(Extract)
Porn stars could soon be forced to don far more protection than just condoms in California. New rules proposed last week by the state’s Division of Occupational Safety and Health Standards (OSHA) would require adult film actors to wear eye gear for many scenes. The rules, which have yet to be finalized, would also impose strict hygiene standards and outlaw common porn practices.

My first problem, and not really the main point of the post but these are adults who signed up for work that has certain “hazards” let them work.  But this is not a small government rhetoric post, instead it is about unintended consequences that are not new.  Production, and thus tax revenue, will leave!

A few years back LA passed a semi-similar protection measure by requiring condom in porn shoots and as the LA Times highlights it was devastating for the industry in LA

The number of permits issued for X-rated productions plummeted about 90% to just 40 permits last year compared with 2012, according to data from FilmL.A. Inc., the nonprofit group that handles film permits for the city and county. Only 20 permits have been issued so far this year.

The decline follows the passage in late 2012 of a county law mandating condom use by performers.
Porn Permits Drop Dramatically in L.A. After New Condom Law

“We’ve seen a dramatic drop in permits,” said Paul Audley, president of FilmL.A. “It is a cause for concern that people who are manning the cameras, lights and other things on those sets are not working anymore…. It’s not helpful to have another segment of the industry leave the region.”

The decline in permitted shoots for adult entertainment comes at a time when L.A.’s workforce has been hammered by one of the state’s highest unemployment rates. The entertainment industry has also been hurt by the flight of mainstream movies and TV shows to other cities and states offering tax breaks and rebates.

Although critics say it’s unclear how many companies may be filming illegally without permits, porn producers say they’re taking their business to other counties in Southern California, as well as Nevada, Florida and Eastern Europe, where they say they face fewer regulations. The industry also has been forced to downsize amid declining DVD sales and free porn on the Internet.

(Aim) Copy out the section of the post on California's proposed adult film rules that begins with "Porn stars could" and ends with "common porn practices.", changing "eye gear" to "face shields". The listing has nothing to do with the post.

(Source excerpt)
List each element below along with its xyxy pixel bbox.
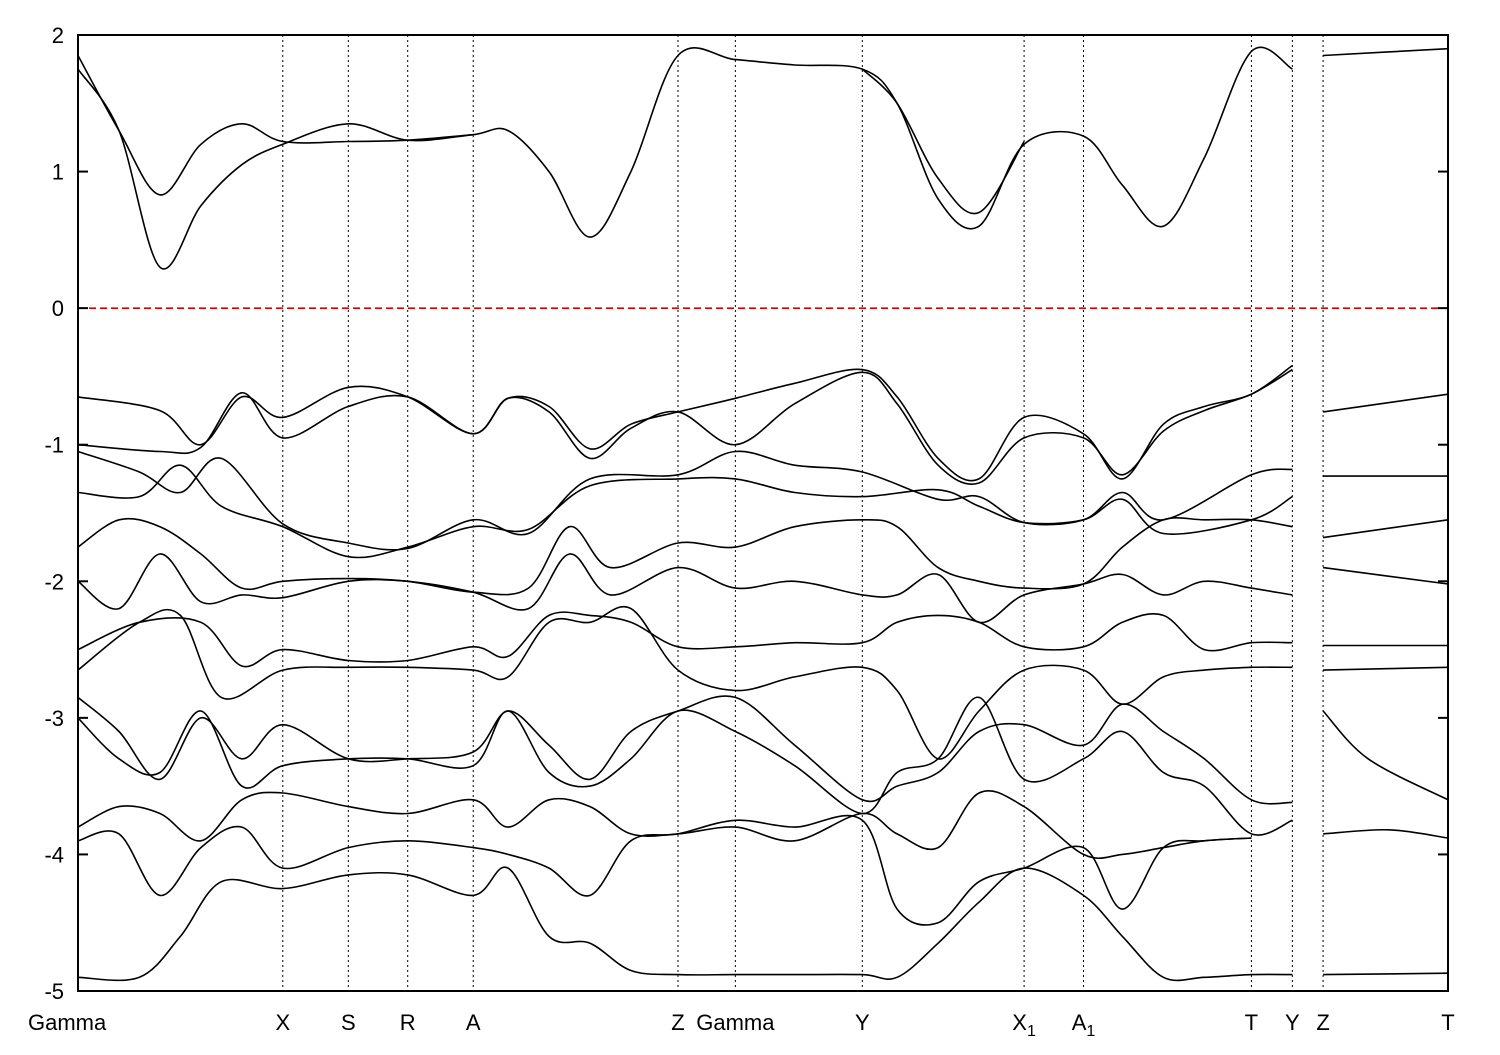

(Answer for the task)
Porn stars could soon be forced to don far more protection than just condoms in California. New rules proposed last week by the state’s Division of Occupational Safety and Health Standards (OSHA) would require adult film actors to wear face shields for many scenes. The rules, which have yet to be finalized, would also impose strict hygiene standards and outlaw common porn practices.